* _EXERCISE TASK_
Retype every entry in its entirety, without alteration.

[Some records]
==============================
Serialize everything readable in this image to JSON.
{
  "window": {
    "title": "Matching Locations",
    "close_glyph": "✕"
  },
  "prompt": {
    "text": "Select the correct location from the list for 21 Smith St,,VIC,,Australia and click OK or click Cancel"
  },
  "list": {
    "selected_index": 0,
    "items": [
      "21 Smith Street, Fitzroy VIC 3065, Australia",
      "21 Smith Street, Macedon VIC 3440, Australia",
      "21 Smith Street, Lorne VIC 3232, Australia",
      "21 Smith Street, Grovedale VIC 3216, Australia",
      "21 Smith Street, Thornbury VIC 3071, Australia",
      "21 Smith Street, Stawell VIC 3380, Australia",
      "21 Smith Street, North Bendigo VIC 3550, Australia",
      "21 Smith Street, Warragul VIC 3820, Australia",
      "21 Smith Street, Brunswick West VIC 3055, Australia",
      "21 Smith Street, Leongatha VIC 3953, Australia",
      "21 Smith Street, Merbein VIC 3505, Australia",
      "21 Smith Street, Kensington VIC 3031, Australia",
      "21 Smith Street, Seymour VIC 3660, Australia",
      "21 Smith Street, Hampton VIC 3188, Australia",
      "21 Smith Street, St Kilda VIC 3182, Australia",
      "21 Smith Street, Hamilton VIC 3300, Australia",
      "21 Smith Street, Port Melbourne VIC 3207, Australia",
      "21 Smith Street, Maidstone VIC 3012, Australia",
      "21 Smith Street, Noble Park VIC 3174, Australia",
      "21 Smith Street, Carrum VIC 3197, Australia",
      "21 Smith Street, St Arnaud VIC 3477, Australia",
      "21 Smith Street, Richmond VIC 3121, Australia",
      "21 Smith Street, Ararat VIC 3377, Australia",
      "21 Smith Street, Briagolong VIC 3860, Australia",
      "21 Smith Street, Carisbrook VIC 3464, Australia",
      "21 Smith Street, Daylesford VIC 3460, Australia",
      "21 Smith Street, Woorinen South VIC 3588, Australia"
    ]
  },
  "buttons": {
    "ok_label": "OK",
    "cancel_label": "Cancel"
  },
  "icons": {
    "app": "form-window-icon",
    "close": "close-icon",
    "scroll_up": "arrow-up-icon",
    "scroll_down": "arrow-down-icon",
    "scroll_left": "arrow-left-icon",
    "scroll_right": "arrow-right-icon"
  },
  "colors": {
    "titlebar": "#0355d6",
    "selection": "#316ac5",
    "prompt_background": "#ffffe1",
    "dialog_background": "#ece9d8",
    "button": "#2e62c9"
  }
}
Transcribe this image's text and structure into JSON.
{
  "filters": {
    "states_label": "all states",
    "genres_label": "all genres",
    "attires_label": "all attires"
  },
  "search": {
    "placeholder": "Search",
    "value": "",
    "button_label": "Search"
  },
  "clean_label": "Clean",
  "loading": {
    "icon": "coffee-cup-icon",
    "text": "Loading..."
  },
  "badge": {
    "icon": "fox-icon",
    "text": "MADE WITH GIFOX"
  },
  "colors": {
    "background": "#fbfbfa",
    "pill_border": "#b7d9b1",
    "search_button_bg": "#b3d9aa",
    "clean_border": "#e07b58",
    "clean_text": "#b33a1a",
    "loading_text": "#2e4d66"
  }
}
==============================
* _REPLY_
Serialize everything readable in this image to JSON.
{
  "window": {
    "title": "Matching Locations",
    "close_glyph": "✕"
  },
  "prompt": {
    "text": "Select the correct location from the list for 21 Smith St,,VIC,,Australia and click OK or click Cancel"
  },
  "list": {
    "selected_index": 0,
    "items": [
      "21 Smith Street, Fitzroy VIC 3065, Australia",
      "21 Smith Street, Macedon VIC 3440, Australia",
      "21 Smith Street, Lorne VIC 3232, Australia",
      "21 Smith Street, Grovedale VIC 3216, Australia",
      "21 Smith Street, Thornbury VIC 3071, Australia",
      "21 Smith Street, Stawell VIC 3380, Australia",
      "21 Smith Street, North Bendigo VIC 3550, Australia",
      "21 Smith Street, Warragul VIC 3820, Australia",
      "21 Smith Street, Brunswick West VIC 3055, Australia",
      "21 Smith Street, Leongatha VIC 3953, Australia",
      "21 Smith Street, Merbein VIC 3505, Australia",
      "21 Smith Street, Kensington VIC 3031, Australia",
      "21 Smith Street, Seymour VIC 3660, Australia",
      "21 Smith Street, Hampton VIC 3188, Australia",
      "21 Smith Street, St Kilda VIC 3182, Australia",
      "21 Smith Street, Hamilton VIC 3300, Australia",
      "21 Smith Street, Port Melbourne VIC 3207, Australia",
      "21 Smith Street, Maidstone VIC 3012, Australia",
      "21 Smith Street, Noble Park VIC 3174, Australia",
      "21 Smith Street, Carrum VIC 3197, Australia",
      "21 Smith Street, St Arnaud VIC 3477, Australia",
      "21 Smith Street, Richmond VIC 3121, Australia",
      "21 Smith Street, Ararat VIC 3377, Australia",
      "21 Smith Street, Briagolong VIC 3860, Australia",
      "21 Smith Street, Carisbrook VIC 3464, Australia",
      "21 Smith Street, Daylesford VIC 3460, Australia",
      "21 Smith Street, Woorinen South VIC 3588, Australia"
    ]
  },
  "buttons": {
    "ok_label": "OK",
    "cancel_label": "Cancel"
  },
  "icons": {
    "app": "form-window-icon",
    "close": "close-icon",
    "scroll_up": "arrow-up-icon",
    "scroll_down": "arrow-down-icon",
    "scroll_left": "arrow-left-icon",
    "scroll_right": "arrow-right-icon"
  },
  "colors": {
    "titlebar": "#0355d6",
    "selection": "#316ac5",
    "prompt_background": "#ffffe1",
    "dialog_background": "#ece9d8",
    "button": "#2e62c9"
  }
}
Transcribe this image's text and structure into JSON.
{
  "filters": {
    "states_label": "all states",
    "genres_label": "all genres",
    "attires_label": "all attires"
  },
  "search": {
    "placeholder": "Search",
    "value": "",
    "button_label": "Search"
  },
  "clean_label": "Clean",
  "loading": {
    "icon": "coffee-cup-icon",
    "text": "Loading..."
  },
  "badge": {
    "icon": "fox-icon",
    "text": "MADE WITH GIFOX"
  },
  "colors": {
    "background": "#fbfbfa",
    "pill_border": "#b7d9b1",
    "search_button_bg": "#b3d9aa",
    "clean_border": "#e07b58",
    "clean_text": "#b33a1a",
    "loading_text": "#2e4d66"
  }
}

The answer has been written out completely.